Problem details:
Retype all material exactly. Pictures stay out of the copy.
— Begin Recorded information —
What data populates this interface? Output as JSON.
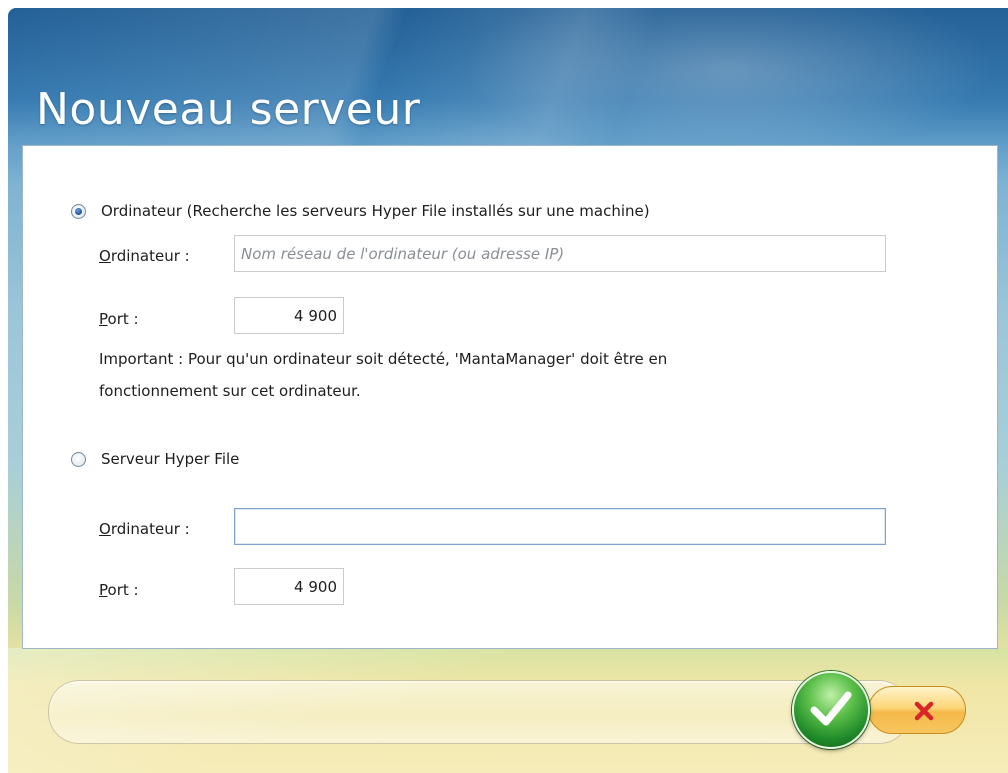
{
  "window": {
    "title": "Nouveau serveur"
  },
  "option_computer": {
    "label": "Ordinateur (Recherche les serveurs Hyper File installés sur une machine)",
    "selected": true,
    "computer_label_prefix": "O",
    "computer_label_rest": "rdinateur :",
    "computer_placeholder": "Nom réseau de l'ordinateur (ou adresse IP)",
    "computer_value": "",
    "port_label_prefix": "P",
    "port_label_rest": "ort :",
    "port_value": "4 900",
    "note_line1": "Important : Pour qu'un ordinateur soit détecté, 'MantaManager' doit être en",
    "note_line2": "fonctionnement sur cet ordinateur."
  },
  "option_server": {
    "label": "Serveur Hyper File",
    "selected": false,
    "computer_label_prefix": "O",
    "computer_label_rest": "rdinateur :",
    "computer_value": "",
    "port_label_prefix": "P",
    "port_label_rest": "ort :",
    "port_value": "4 900"
  },
  "buttons": {
    "ok_icon": "checkmark-icon",
    "cancel_icon": "close-icon"
  },
  "colors": {
    "ok_green": "#1f8a2a",
    "cancel_orange": "#f5b94a",
    "cancel_x_red": "#d8252a"
  }
}
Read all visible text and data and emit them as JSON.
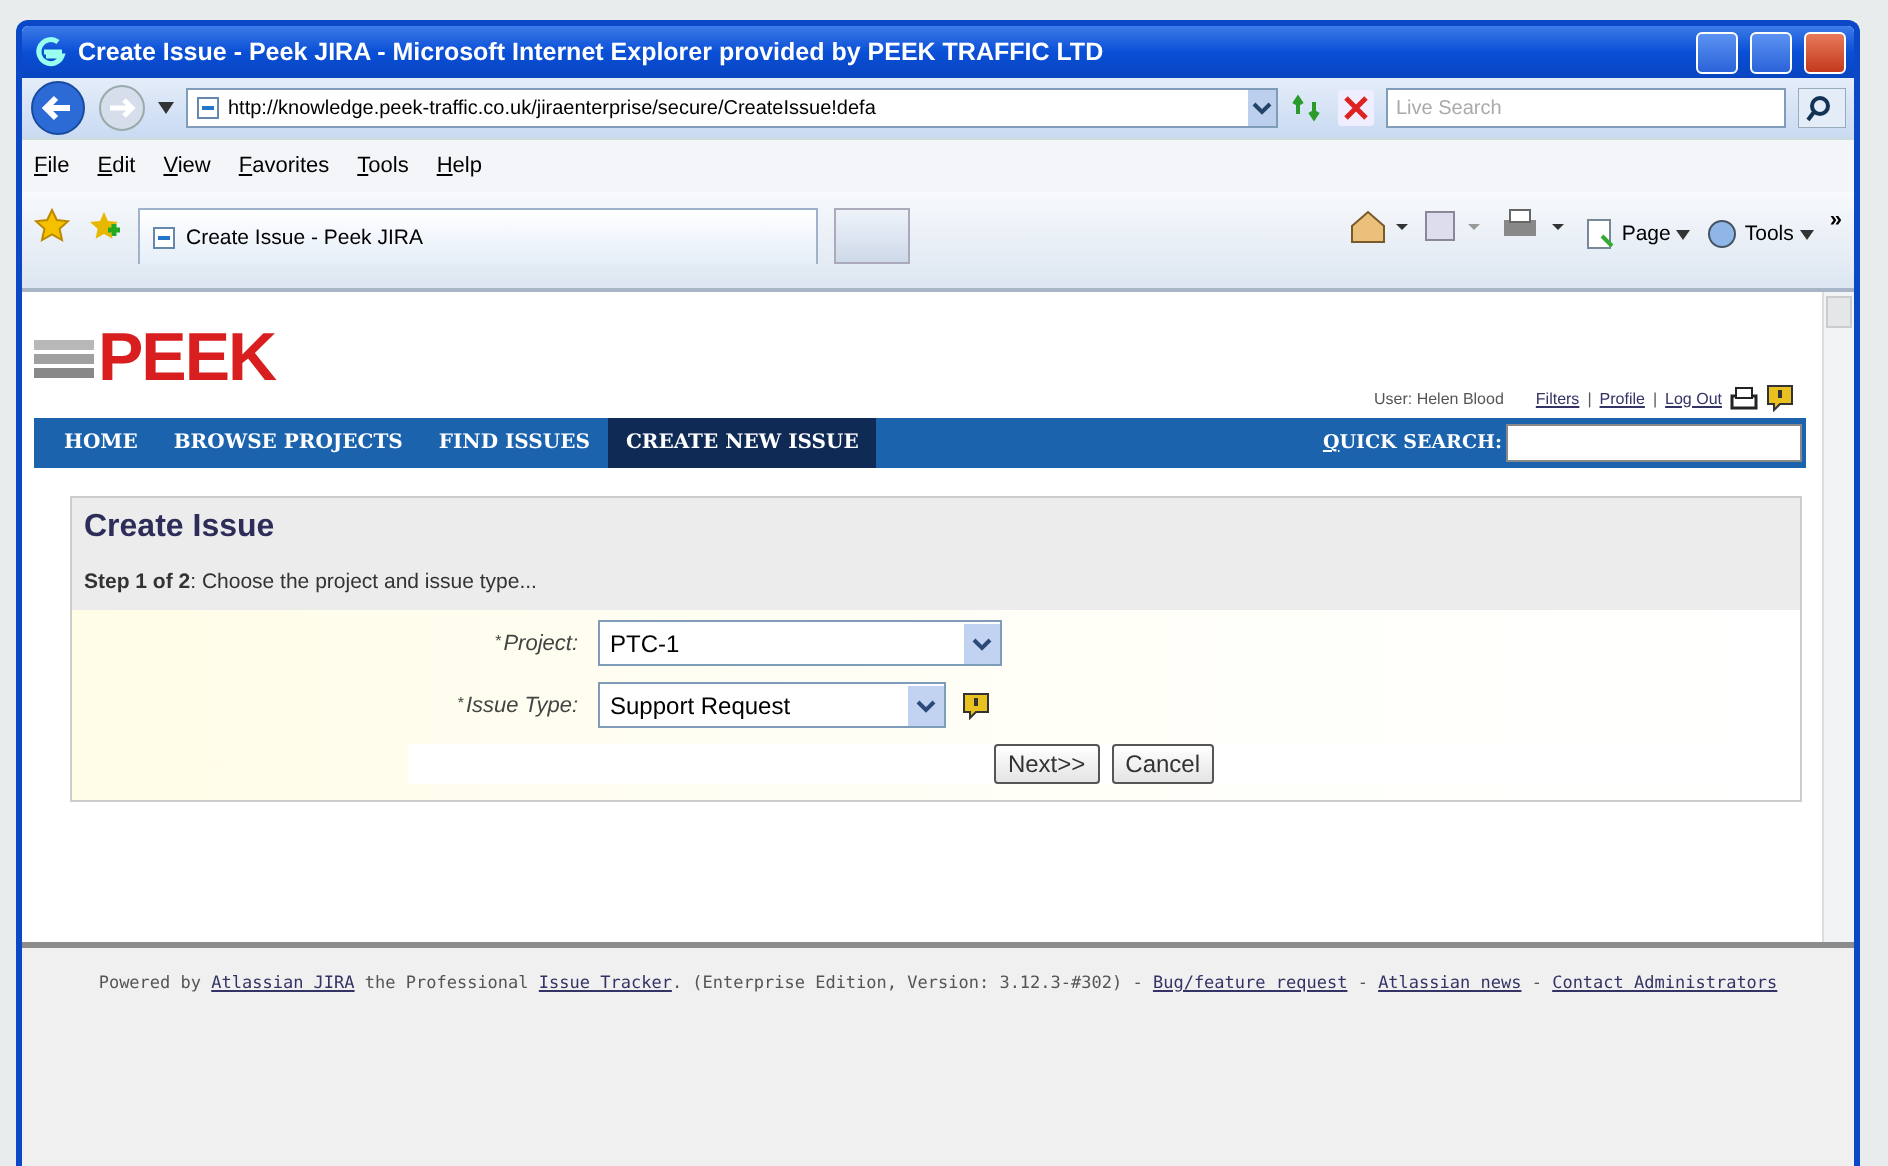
{
  "window": {
    "title": "Create Issue - Peek JIRA - Microsoft Internet Explorer provided by PEEK TRAFFIC LTD"
  },
  "address_bar": {
    "url": "http://knowledge.peek-traffic.co.uk/jiraenterprise/secure/CreateIssue!defa"
  },
  "search": {
    "placeholder": "Live Search"
  },
  "menu": [
    "File",
    "Edit",
    "View",
    "Favorites",
    "Tools",
    "Help"
  ],
  "tabs": [
    {
      "label": "Create Issue - Peek JIRA",
      "selected": true
    }
  ],
  "command_bar": {
    "items": [
      "Page",
      "Tools"
    ],
    "more": "»"
  },
  "site": {
    "logo": "PEEK",
    "user": "User: Helen Blood",
    "user_links": [
      {
        "kind": "link",
        "text": "Filters"
      },
      {
        "kind": "separator",
        "text": "|"
      },
      {
        "kind": "link",
        "text": "Profile"
      },
      {
        "kind": "separator",
        "text": "|"
      },
      {
        "kind": "link",
        "text": "Log Out"
      }
    ]
  },
  "nav": [
    {
      "label": "HOME",
      "selected": false
    },
    {
      "label": "BROWSE PROJECTS",
      "selected": false
    },
    {
      "label": "FIND ISSUES",
      "selected": false
    },
    {
      "label": "CREATE NEW ISSUE",
      "selected": true
    }
  ],
  "quick_search": {
    "label": "QUICK SEARCH:"
  },
  "form": {
    "title": "Create Issue",
    "step": "**Step 1 of 2**: Choose the project and issue type...",
    "fields": [
      {
        "mark": "*",
        "label": "Project:",
        "value": "PTC-1",
        "help": false
      },
      {
        "mark": "*",
        "label": "Issue Type:",
        "value": "Support Request",
        "help": true
      }
    ],
    "buttons": [
      "Next>>",
      "Cancel"
    ]
  },
  "footer": [
    {
      "text": "Powered by ",
      "link": false
    },
    {
      "text": "Atlassian JIRA",
      "link": true
    },
    {
      "text": " the Professional ",
      "link": false
    },
    {
      "text": "Issue Tracker",
      "link": true
    },
    {
      "text": ". (Enterprise Edition, Version: 3.12.3-#302) - ",
      "link": false
    },
    {
      "text": "Bug/feature request",
      "link": true
    },
    {
      "text": " - ",
      "link": false
    },
    {
      "text": "Atlassian news",
      "link": true
    },
    {
      "text": " - ",
      "link": false
    },
    {
      "text": "Contact Administrators",
      "link": true
    }
  ]
}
— End Recorded information —
Task solution:
What data populates this interface? Output as JSON.
{
  "window": {
    "title": "Nouveau serveur"
  },
  "option_computer": {
    "label": "Ordinateur (Recherche les serveurs Hyper File installés sur une machine)",
    "selected": true,
    "computer_label_prefix": "O",
    "computer_label_rest": "rdinateur :",
    "computer_placeholder": "Nom réseau de l'ordinateur (ou adresse IP)",
    "computer_value": "",
    "port_label_prefix": "P",
    "port_label_rest": "ort :",
    "port_value": "4 900",
    "note_line1": "Important : Pour qu'un ordinateur soit détecté, 'MantaManager' doit être en",
    "note_line2": "fonctionnement sur cet ordinateur."
  },
  "option_server": {
    "label": "Serveur Hyper File",
    "selected": false,
    "computer_label_prefix": "O",
    "computer_label_rest": "rdinateur :",
    "computer_value": "",
    "port_label_prefix": "P",
    "port_label_rest": "ort :",
    "port_value": "4 900"
  },
  "buttons": {
    "ok_icon": "checkmark-icon",
    "cancel_icon": "close-icon"
  },
  "colors": {
    "ok_green": "#1f8a2a",
    "cancel_orange": "#f5b94a",
    "cancel_x_red": "#d8252a"
  }
}
Read all visible text and data and emit them as JSON.
{
  "window": {
    "title": "Create Issue - Peek JIRA - Microsoft Internet Explorer provided by PEEK TRAFFIC LTD"
  },
  "address_bar": {
    "url": "http://knowledge.peek-traffic.co.uk/jiraenterprise/secure/CreateIssue!defa"
  },
  "search": {
    "placeholder": "Live Search"
  },
  "menu": [
    "File",
    "Edit",
    "View",
    "Favorites",
    "Tools",
    "Help"
  ],
  "tabs": [
    {
      "label": "Create Issue - Peek JIRA",
      "selected": true
    }
  ],
  "command_bar": {
    "items": [
      "Page",
      "Tools"
    ],
    "more": "»"
  },
  "site": {
    "logo": "PEEK",
    "user": "User: Helen Blood",
    "user_links": [
      {
        "kind": "link",
        "text": "Filters"
      },
      {
        "kind": "separator",
        "text": "|"
      },
      {
        "kind": "link",
        "text": "Profile"
      },
      {
        "kind": "separator",
        "text": "|"
      },
      {
        "kind": "link",
        "text": "Log Out"
      }
    ]
  },
  "nav": [
    {
      "label": "HOME",
      "selected": false
    },
    {
      "label": "BROWSE PROJECTS",
      "selected": false
    },
    {
      "label": "FIND ISSUES",
      "selected": false
    },
    {
      "label": "CREATE NEW ISSUE",
      "selected": true
    }
  ],
  "quick_search": {
    "label": "QUICK SEARCH:"
  },
  "form": {
    "title": "Create Issue",
    "step": "**Step 1 of 2**: Choose the project and issue type...",
    "fields": [
      {
        "mark": "*",
        "label": "Project:",
        "value": "PTC-1",
        "help": false
      },
      {
        "mark": "*",
        "label": "Issue Type:",
        "value": "Support Request",
        "help": true
      }
    ],
    "buttons": [
      "Next>>",
      "Cancel"
    ]
  },
  "footer": [
    {
      "text": "Powered by ",
      "link": false
    },
    {
      "text": "Atlassian JIRA",
      "link": true
    },
    {
      "text": " the Professional ",
      "link": false
    },
    {
      "text": "Issue Tracker",
      "link": true
    },
    {
      "text": ". (Enterprise Edition, Version: 3.12.3-#302) - ",
      "link": false
    },
    {
      "text": "Bug/feature request",
      "link": true
    },
    {
      "text": " - ",
      "link": false
    },
    {
      "text": "Atlassian news",
      "link": true
    },
    {
      "text": " - ",
      "link": false
    },
    {
      "text": "Contact Administrators",
      "link": true
    }
  ]
}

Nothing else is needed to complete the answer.